[Begin Recorded data]

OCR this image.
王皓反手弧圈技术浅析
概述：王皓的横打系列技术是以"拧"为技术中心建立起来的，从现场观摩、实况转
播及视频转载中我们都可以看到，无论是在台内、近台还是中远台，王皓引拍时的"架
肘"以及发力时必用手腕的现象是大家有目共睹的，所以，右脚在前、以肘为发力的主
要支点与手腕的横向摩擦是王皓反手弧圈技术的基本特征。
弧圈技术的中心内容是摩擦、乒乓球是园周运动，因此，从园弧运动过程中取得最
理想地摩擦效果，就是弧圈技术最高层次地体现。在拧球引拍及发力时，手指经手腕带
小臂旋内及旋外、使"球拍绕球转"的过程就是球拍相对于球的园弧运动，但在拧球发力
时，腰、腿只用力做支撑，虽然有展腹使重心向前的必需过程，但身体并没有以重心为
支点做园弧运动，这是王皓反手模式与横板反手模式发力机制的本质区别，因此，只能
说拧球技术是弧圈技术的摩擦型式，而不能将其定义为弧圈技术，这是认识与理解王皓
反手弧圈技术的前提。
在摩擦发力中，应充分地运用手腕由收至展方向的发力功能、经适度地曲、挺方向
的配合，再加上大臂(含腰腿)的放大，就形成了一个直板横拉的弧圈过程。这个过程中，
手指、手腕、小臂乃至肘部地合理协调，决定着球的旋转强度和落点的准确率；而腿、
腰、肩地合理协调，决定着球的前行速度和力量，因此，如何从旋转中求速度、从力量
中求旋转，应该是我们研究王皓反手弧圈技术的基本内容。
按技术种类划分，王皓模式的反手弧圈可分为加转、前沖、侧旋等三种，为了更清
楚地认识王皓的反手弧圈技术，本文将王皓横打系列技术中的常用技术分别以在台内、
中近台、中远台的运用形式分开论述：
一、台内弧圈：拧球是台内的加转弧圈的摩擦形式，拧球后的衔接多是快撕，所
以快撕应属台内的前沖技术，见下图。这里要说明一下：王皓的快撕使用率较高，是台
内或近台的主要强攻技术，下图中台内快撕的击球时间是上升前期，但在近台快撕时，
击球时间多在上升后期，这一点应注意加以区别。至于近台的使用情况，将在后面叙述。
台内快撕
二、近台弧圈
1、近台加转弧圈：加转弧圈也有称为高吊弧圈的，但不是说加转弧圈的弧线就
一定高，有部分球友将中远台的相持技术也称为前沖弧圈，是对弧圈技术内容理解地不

[End Recorded data]

Prompt: The listing above should be transcribed in full, exactly as written.

Worked answer:
OCR this image.
王皓反手弧圈技术浅析
概述：王皓的横打系列技术是以"拧"为技术中心建立起来的，从现场观摩、实况转
播及视频转载中我们都可以看到，无论是在台内、近台还是中远台，王皓引拍时的"架
肘"以及发力时必用手腕的现象是大家有目共睹的，所以，右脚在前、以肘为发力的主
要支点与手腕的横向摩擦是王皓反手弧圈技术的基本特征。
弧圈技术的中心内容是摩擦、乒乓球是园周运动，因此，从园弧运动过程中取得最
理想地摩擦效果，就是弧圈技术最高层次地体现。在拧球引拍及发力时，手指经手腕带
小臂旋内及旋外、使"球拍绕球转"的过程就是球拍相对于球的园弧运动，但在拧球发力
时，腰、腿只用力做支撑，虽然有展腹使重心向前的必需过程，但身体并没有以重心为
支点做园弧运动，这是王皓反手模式与横板反手模式发力机制的本质区别，因此，只能
说拧球技术是弧圈技术的摩擦型式，而不能将其定义为弧圈技术，这是认识与理解王皓
反手弧圈技术的前提。
在摩擦发力中，应充分地运用手腕由收至展方向的发力功能、经适度地曲、挺方向
的配合，再加上大臂(含腰腿)的放大，就形成了一个直板横拉的弧圈过程。这个过程中，
手指、手腕、小臂乃至肘部地合理协调，决定着球的旋转强度和落点的准确率；而腿、
腰、肩地合理协调，决定着球的前行速度和力量，因此，如何从旋转中求速度、从力量
中求旋转，应该是我们研究王皓反手弧圈技术的基本内容。
按技术种类划分，王皓模式的反手弧圈可分为加转、前沖、侧旋等三种，为了更清
楚地认识王皓的反手弧圈技术，本文将王皓横打系列技术中的常用技术分别以在台内、
中近台、中远台的运用形式分开论述：
一、台内弧圈：拧球是台内的加转弧圈的摩擦形式，拧球后的衔接多是快撕，所
以快撕应属台内的前沖技术，见下图。这里要说明一下：王皓的快撕使用率较高，是台
内或近台的主要强攻技术，下图中台内快撕的击球时间是上升前期，但在近台快撕时，
击球时间多在上升后期，这一点应注意加以区别。至于近台的使用情况，将在后面叙述。
台内快撕
二、近台弧圈
1、近台加转弧圈：加转弧圈也有称为高吊弧圈的，但不是说加转弧圈的弧线就
一定高，有部分球友将中远台的相持技术也称为前沖弧圈，是对弧圈技术内容理解地不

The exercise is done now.